### To do
Pick out each line containing the string "marker".

[Dataset records]
--- START ---

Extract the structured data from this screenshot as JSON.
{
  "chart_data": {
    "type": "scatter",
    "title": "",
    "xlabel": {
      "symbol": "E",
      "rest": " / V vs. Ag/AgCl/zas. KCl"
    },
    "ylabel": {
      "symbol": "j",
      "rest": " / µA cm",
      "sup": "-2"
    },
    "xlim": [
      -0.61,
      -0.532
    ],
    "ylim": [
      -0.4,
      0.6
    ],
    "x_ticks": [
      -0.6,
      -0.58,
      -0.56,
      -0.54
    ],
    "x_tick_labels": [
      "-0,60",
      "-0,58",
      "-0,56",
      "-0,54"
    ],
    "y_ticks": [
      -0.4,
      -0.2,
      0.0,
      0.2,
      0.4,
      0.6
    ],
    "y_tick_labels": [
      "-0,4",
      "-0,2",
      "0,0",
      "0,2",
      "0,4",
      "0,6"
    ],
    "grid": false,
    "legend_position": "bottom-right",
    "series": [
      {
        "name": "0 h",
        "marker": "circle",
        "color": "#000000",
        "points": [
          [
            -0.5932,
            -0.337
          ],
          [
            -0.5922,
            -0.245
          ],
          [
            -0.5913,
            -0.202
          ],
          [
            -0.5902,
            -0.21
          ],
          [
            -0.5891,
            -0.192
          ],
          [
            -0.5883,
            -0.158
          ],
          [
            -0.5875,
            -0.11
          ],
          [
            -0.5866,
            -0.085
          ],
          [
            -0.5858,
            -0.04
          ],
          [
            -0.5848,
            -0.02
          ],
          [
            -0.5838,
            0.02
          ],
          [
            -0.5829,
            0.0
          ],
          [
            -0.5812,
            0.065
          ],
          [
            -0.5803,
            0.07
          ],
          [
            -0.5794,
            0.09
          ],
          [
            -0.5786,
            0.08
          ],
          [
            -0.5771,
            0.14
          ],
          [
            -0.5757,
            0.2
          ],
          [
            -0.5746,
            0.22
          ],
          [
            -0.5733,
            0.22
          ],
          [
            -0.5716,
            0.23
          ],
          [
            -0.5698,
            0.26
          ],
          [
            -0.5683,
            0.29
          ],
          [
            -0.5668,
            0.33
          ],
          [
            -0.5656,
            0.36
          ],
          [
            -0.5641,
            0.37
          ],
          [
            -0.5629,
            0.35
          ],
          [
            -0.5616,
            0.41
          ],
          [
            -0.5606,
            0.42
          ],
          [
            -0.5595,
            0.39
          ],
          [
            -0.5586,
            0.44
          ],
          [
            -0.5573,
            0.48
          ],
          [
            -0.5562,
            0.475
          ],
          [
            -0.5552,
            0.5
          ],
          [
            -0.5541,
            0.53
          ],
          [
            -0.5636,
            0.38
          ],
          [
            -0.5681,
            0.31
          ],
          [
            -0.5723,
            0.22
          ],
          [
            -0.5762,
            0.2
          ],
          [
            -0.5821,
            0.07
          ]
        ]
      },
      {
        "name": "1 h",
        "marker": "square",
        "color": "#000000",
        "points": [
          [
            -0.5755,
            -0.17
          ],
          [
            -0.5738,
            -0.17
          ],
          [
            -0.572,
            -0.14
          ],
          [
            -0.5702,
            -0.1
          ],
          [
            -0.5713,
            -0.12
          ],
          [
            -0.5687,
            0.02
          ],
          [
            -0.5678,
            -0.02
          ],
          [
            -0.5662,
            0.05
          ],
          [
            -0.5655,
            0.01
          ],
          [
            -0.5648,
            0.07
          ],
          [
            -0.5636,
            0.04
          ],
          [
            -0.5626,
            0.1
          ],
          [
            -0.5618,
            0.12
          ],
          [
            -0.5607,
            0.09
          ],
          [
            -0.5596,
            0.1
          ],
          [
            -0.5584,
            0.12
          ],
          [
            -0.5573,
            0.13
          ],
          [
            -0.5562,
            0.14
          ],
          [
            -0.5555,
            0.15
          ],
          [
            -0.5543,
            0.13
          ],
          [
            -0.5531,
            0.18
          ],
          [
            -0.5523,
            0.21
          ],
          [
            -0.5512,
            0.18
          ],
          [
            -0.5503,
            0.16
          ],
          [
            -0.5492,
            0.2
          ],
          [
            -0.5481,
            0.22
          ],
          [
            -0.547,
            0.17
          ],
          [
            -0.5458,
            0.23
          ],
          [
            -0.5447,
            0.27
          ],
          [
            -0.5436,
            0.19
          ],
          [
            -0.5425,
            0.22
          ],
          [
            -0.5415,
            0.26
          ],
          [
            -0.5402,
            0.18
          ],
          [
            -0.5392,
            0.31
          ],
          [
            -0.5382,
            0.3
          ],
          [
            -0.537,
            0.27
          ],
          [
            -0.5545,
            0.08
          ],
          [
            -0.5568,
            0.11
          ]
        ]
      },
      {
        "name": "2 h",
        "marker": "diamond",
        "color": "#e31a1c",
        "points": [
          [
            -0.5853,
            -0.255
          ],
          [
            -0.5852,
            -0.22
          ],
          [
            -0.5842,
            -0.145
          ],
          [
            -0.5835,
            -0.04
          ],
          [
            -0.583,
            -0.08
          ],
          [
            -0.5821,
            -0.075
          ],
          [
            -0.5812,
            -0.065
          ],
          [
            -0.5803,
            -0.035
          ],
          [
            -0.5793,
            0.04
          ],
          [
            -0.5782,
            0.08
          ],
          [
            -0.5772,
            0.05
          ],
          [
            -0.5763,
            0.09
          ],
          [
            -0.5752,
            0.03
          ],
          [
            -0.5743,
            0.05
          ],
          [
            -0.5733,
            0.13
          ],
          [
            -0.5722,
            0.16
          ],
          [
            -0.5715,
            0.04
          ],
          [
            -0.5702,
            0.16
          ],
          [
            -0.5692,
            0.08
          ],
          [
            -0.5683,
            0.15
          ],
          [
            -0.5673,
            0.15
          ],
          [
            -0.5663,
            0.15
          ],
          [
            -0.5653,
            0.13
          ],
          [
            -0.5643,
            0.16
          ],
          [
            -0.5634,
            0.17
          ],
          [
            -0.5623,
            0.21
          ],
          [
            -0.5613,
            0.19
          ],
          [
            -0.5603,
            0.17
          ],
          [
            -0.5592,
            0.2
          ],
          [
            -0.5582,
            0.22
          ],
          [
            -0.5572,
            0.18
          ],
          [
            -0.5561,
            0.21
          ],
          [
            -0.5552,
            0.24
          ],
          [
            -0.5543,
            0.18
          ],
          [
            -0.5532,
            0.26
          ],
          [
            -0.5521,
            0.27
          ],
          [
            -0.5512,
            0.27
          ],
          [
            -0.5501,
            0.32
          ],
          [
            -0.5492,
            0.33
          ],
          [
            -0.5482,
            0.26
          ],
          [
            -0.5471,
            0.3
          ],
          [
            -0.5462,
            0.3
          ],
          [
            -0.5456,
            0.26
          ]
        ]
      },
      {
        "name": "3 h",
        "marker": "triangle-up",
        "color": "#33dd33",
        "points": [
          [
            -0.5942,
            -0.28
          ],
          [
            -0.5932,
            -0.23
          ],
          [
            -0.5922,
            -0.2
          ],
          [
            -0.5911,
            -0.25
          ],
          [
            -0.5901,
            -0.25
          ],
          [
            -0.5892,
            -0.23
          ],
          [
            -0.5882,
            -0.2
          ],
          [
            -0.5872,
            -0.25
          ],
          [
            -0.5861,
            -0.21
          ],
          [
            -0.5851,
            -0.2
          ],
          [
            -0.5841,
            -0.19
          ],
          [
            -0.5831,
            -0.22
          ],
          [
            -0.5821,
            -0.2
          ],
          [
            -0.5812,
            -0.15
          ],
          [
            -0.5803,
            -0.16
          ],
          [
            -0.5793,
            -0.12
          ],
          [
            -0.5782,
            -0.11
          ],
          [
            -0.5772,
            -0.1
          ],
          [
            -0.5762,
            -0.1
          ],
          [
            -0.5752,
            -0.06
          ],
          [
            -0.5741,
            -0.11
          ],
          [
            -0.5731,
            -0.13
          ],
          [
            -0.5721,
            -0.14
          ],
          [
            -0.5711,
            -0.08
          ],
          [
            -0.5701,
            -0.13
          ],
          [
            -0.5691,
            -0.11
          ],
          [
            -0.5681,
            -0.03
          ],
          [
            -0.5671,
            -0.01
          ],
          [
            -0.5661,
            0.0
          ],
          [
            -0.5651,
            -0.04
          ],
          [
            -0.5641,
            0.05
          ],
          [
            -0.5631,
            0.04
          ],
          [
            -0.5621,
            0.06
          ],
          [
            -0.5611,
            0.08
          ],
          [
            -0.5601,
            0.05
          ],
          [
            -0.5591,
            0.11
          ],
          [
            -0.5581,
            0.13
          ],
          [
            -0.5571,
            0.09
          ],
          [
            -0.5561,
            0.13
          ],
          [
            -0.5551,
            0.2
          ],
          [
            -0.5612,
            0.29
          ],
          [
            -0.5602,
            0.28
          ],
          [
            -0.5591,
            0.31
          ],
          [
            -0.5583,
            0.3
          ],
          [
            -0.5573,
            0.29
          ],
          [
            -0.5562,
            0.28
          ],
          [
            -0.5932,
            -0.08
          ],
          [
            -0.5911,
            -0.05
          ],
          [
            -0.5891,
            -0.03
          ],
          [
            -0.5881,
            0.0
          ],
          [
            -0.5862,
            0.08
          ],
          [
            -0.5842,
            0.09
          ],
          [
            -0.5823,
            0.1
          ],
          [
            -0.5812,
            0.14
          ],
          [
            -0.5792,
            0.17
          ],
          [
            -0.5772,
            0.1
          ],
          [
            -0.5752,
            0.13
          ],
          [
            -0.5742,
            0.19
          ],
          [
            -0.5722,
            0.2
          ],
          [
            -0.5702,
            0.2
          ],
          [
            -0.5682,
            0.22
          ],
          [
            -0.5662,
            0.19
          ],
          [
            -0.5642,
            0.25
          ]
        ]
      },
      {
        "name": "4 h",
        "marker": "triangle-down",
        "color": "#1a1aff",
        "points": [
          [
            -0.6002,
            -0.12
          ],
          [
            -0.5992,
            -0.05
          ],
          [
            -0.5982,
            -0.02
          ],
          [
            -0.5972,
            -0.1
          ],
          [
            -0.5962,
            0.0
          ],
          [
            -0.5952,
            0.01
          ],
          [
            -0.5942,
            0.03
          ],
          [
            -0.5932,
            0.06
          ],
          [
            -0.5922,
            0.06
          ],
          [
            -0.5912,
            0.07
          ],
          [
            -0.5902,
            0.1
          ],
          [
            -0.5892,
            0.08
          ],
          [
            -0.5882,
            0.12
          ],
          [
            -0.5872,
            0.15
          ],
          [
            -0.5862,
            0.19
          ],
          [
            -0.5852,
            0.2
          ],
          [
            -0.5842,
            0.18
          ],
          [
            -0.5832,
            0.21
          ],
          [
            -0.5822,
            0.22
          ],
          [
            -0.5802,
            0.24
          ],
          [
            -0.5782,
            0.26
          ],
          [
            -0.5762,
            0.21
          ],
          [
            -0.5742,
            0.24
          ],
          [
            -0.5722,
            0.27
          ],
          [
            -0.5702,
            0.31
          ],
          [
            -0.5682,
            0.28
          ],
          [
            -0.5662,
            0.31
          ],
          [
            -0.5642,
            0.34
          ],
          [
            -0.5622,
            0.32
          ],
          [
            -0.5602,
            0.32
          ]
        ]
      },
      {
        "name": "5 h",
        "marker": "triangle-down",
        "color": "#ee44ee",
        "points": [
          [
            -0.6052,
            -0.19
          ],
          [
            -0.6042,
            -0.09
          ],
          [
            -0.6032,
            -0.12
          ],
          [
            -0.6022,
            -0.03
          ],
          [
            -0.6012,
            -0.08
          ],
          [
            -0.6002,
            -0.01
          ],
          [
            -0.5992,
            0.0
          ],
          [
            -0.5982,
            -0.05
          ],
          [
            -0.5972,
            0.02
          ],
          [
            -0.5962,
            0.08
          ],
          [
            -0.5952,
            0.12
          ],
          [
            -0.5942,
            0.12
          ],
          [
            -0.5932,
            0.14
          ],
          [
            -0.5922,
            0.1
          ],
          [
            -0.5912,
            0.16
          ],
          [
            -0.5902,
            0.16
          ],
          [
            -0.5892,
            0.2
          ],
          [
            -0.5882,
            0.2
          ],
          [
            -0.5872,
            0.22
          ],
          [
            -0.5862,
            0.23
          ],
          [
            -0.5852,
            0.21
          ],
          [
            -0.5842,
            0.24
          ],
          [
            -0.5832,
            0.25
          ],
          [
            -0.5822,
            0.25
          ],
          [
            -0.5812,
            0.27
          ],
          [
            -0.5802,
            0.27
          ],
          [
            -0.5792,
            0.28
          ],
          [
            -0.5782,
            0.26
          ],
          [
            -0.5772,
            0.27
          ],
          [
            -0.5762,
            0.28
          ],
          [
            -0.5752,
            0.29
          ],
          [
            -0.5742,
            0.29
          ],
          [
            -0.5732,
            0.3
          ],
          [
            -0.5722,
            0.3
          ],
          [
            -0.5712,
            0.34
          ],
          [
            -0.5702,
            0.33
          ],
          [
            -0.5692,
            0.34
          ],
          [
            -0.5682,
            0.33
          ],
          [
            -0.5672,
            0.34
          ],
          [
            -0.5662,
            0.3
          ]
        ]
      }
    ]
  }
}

--- END ---

### Response for this exercise
        "marker": "circle",
        "marker": "square",
        "marker": "diamond",
        "marker": "triangle-up",
        "marker": "triangle-down",
        "marker": "triangle-down",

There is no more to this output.